Collection entries:
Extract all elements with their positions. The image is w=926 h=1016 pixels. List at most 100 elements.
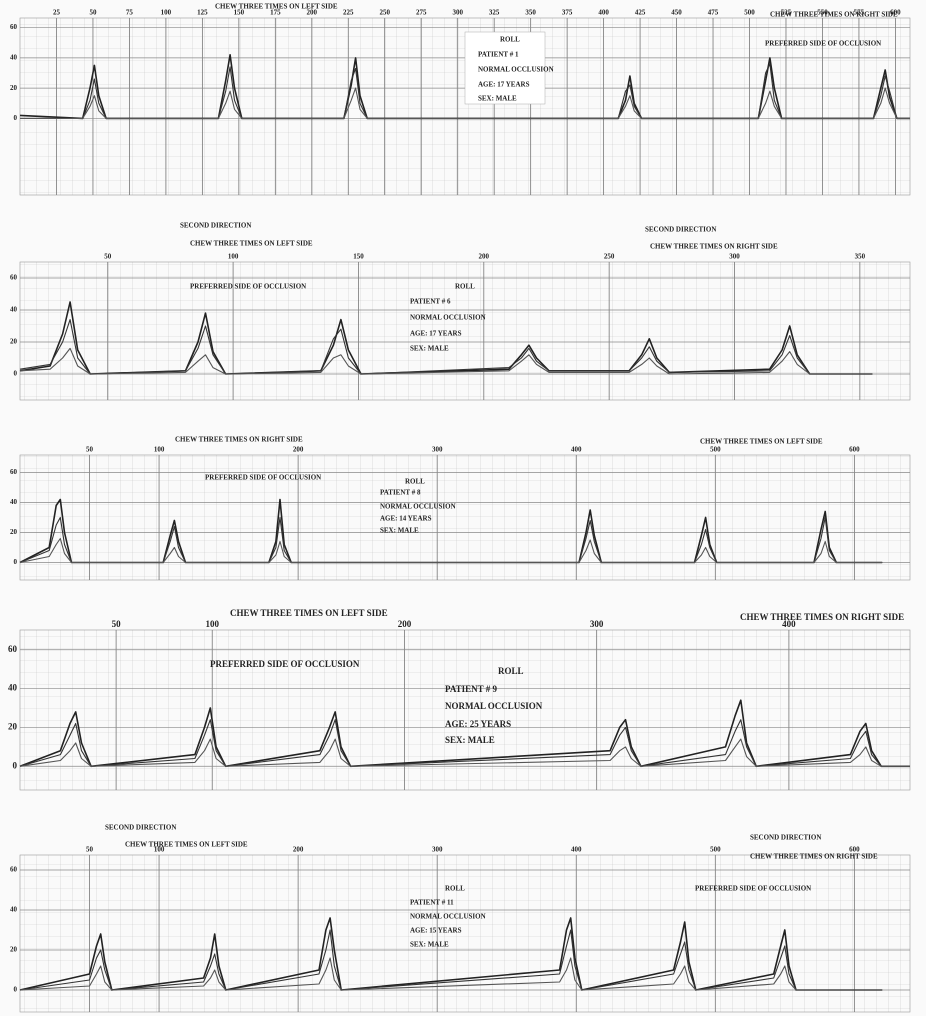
x-tick-label: 200 (479, 253, 490, 261)
x-tick-label: 275 (416, 9, 427, 17)
x-tick-label: 50 (86, 446, 94, 454)
x-tick-label: 250 (380, 9, 391, 17)
trace (19, 738, 910, 767)
trace (19, 537, 883, 564)
annotation: PATIENT # 1 (478, 51, 519, 59)
trace (19, 917, 883, 991)
annotation: CHEW THREE TIMES ON LEFT SIDE (700, 438, 823, 446)
x-tick-label: 150 (234, 9, 245, 17)
x-tick-label: 600 (849, 446, 860, 454)
annotation: ROLL (498, 666, 524, 676)
annotation: PATIENT # 8 (380, 489, 421, 497)
x-tick-label: 250 (604, 253, 615, 261)
x-tick-label: 575 (854, 9, 865, 17)
trace (19, 699, 910, 768)
x-tick-label: 200 (293, 846, 304, 854)
annotation: SECOND DIRECTION (750, 834, 821, 842)
annotation: PATIENT # 9 (445, 684, 498, 694)
x-tick-label: 100 (205, 619, 219, 629)
x-tick-label: 400 (782, 619, 796, 629)
annotation: ROLL (405, 478, 425, 486)
x-tick-label: 325 (489, 9, 500, 17)
x-tick-label: 100 (154, 846, 165, 854)
annotation: SECOND DIRECTION (105, 824, 176, 832)
y-tick-label: 60 (10, 274, 18, 282)
strip-chart: 50 100 200 300 400 500 600 0 20 40 60 SECOND DIRECT… (10, 824, 911, 1013)
annotation: CHEW THREE TIMES ON LEFT SIDE (215, 3, 338, 11)
y-tick-label: 60 (10, 866, 18, 874)
x-tick-label: 175 (270, 9, 281, 17)
trace (20, 87, 910, 119)
annotation: NORMAL OCCLUSION (410, 314, 486, 322)
x-tick-label: 350 (525, 9, 536, 17)
annotation: SEX: MALE (380, 527, 419, 535)
x-tick-label: 100 (161, 9, 172, 17)
annotation: PATIENT # 11 (410, 899, 454, 907)
x-tick-label: 300 (432, 846, 443, 854)
x-tick-label: 600 (890, 9, 901, 17)
x-tick-label: 500 (710, 846, 721, 854)
annotation: SEX: MALE (410, 941, 449, 949)
annotation: PREFERRED SIDE OF OCCLUSION (205, 474, 321, 482)
x-tick-label: 225 (343, 9, 354, 17)
annotation: NORMAL OCCLUSION (380, 503, 456, 511)
y-tick-label: 40 (10, 53, 18, 61)
x-tick-label: 350 (855, 253, 866, 261)
strip-chart: 25 50 75 100 125 150 175 200 225 250 275 300 325 350 3… (10, 3, 911, 196)
annotation: NORMAL OCCLUSION (478, 66, 554, 74)
x-tick-label: 525 (781, 9, 792, 17)
y-tick-label: 60 (10, 23, 18, 31)
x-tick-label: 375 (562, 9, 573, 17)
annotation: CHEW THREE TIMES ON LEFT SIDE (190, 240, 313, 248)
annotation: CHEW THREE TIMES ON LEFT SIDE (230, 608, 388, 618)
y-tick-label: 20 (10, 946, 18, 954)
x-tick-label: 100 (154, 446, 165, 454)
x-tick-label: 500 (710, 446, 721, 454)
y-tick-label: 40 (10, 306, 18, 314)
y-tick-label: 40 (10, 498, 18, 506)
annotation: PREFERRED SIDE OF OCCLUSION (210, 659, 360, 669)
x-tick-label: 200 (293, 446, 304, 454)
y-tick-label: 20 (10, 528, 18, 536)
annotation: SECOND DIRECTION (645, 226, 716, 234)
y-tick-label: 20 (8, 721, 18, 731)
annotation: SECOND DIRECTION (180, 222, 251, 230)
x-tick-label: 450 (671, 9, 682, 17)
x-tick-label: 75 (126, 9, 134, 17)
x-tick-label: 200 (398, 619, 412, 629)
x-tick-label: 300 (590, 619, 604, 629)
x-tick-label: 475 (708, 9, 719, 17)
x-tick-label: 300 (452, 9, 463, 17)
x-tick-label: 300 (729, 253, 740, 261)
strip-chart: 50 100 200 300 400 500 600 0 20 40 60 CHEW THREE TI… (10, 436, 911, 581)
annotation: NORMAL OCCLUSION (445, 701, 543, 711)
annotation: CHEW THREE TIMES ON RIGHT SIDE (770, 11, 898, 19)
annotation: AGE: 14 YEARS (380, 515, 432, 523)
x-tick-label: 425 (635, 9, 646, 17)
trace (19, 347, 873, 375)
strip-chart: 50 100 200 300 400 0 20 40 60 CHEW THREE TIMES ON… (8, 608, 911, 791)
x-tick-label: 400 (598, 9, 609, 17)
y-tick-label: 0 (14, 114, 18, 122)
annotation: AGE: 15 YEARS (410, 927, 462, 935)
y-tick-label: 0 (14, 558, 18, 566)
annotation: SEX: MALE (478, 95, 517, 103)
annotation: PATIENT # 6 (410, 298, 451, 306)
y-tick-label: 40 (10, 906, 18, 914)
x-tick-label: 550 (817, 9, 828, 17)
annotation: CHEW THREE TIMES ON RIGHT SIDE (175, 436, 303, 444)
paper-grid (19, 261, 911, 401)
annotation: ROLL (500, 36, 520, 44)
annotation: CHEW THREE TIMES ON RIGHT SIDE (740, 612, 904, 622)
annotation: PREFERRED SIDE OF OCCLUSION (695, 885, 811, 893)
annotation: CHEW THREE TIMES ON LEFT SIDE (125, 841, 248, 849)
annotation: NORMAL OCCLUSION (410, 913, 486, 921)
annotation: ROLL (445, 885, 465, 893)
x-tick-label: 100 (228, 253, 239, 261)
paper-grid (19, 454, 911, 581)
annotation: AGE: 17 YEARS (410, 330, 462, 338)
x-tick-label: 600 (849, 846, 860, 854)
x-tick-label: 400 (571, 446, 582, 454)
x-tick-label: 125 (197, 9, 208, 17)
annotation: AGE: 25 YEARS (445, 719, 511, 729)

Exercise objective
Rewrite the material starting at the line containing "x-tick-label: 200 (479, 253, 490, 261)" and ending at the line containing "y-tick-label: 60 (10, 274, 18, 282)", with "ROLL" renamed to "TILT" and nothing else changed.

Solution for this exercise
x-tick-label: 200 (479, 253, 490, 261)
x-tick-label: 275 (416, 9, 427, 17)
x-tick-label: 50 (86, 446, 94, 454)
x-tick-label: 250 (380, 9, 391, 17)
trace (19, 738, 910, 767)
trace (19, 537, 883, 564)
annotation: PATIENT # 1 (478, 51, 519, 59)
trace (19, 917, 883, 991)
annotation: CHEW THREE TIMES ON LEFT SIDE (700, 438, 823, 446)
x-tick-label: 150 (234, 9, 245, 17)
x-tick-label: 600 (849, 446, 860, 454)
annotation: TILT (498, 666, 524, 676)
annotation: PATIENT # 8 (380, 489, 421, 497)
x-tick-label: 250 (604, 253, 615, 261)
x-tick-label: 575 (854, 9, 865, 17)
trace (19, 699, 910, 768)
x-tick-label: 200 (293, 846, 304, 854)
annotation: SECOND DIRECTION (750, 834, 821, 842)
annotation: PATIENT # 9 (445, 684, 498, 694)
x-tick-label: 100 (205, 619, 219, 629)
x-tick-label: 400 (782, 619, 796, 629)
annotation: TILT (405, 478, 425, 486)
x-tick-label: 325 (489, 9, 500, 17)
x-tick-label: 100 (154, 846, 165, 854)
annotation: SECOND DIRECTION (105, 824, 176, 832)
y-tick-label: 60 (10, 274, 18, 282)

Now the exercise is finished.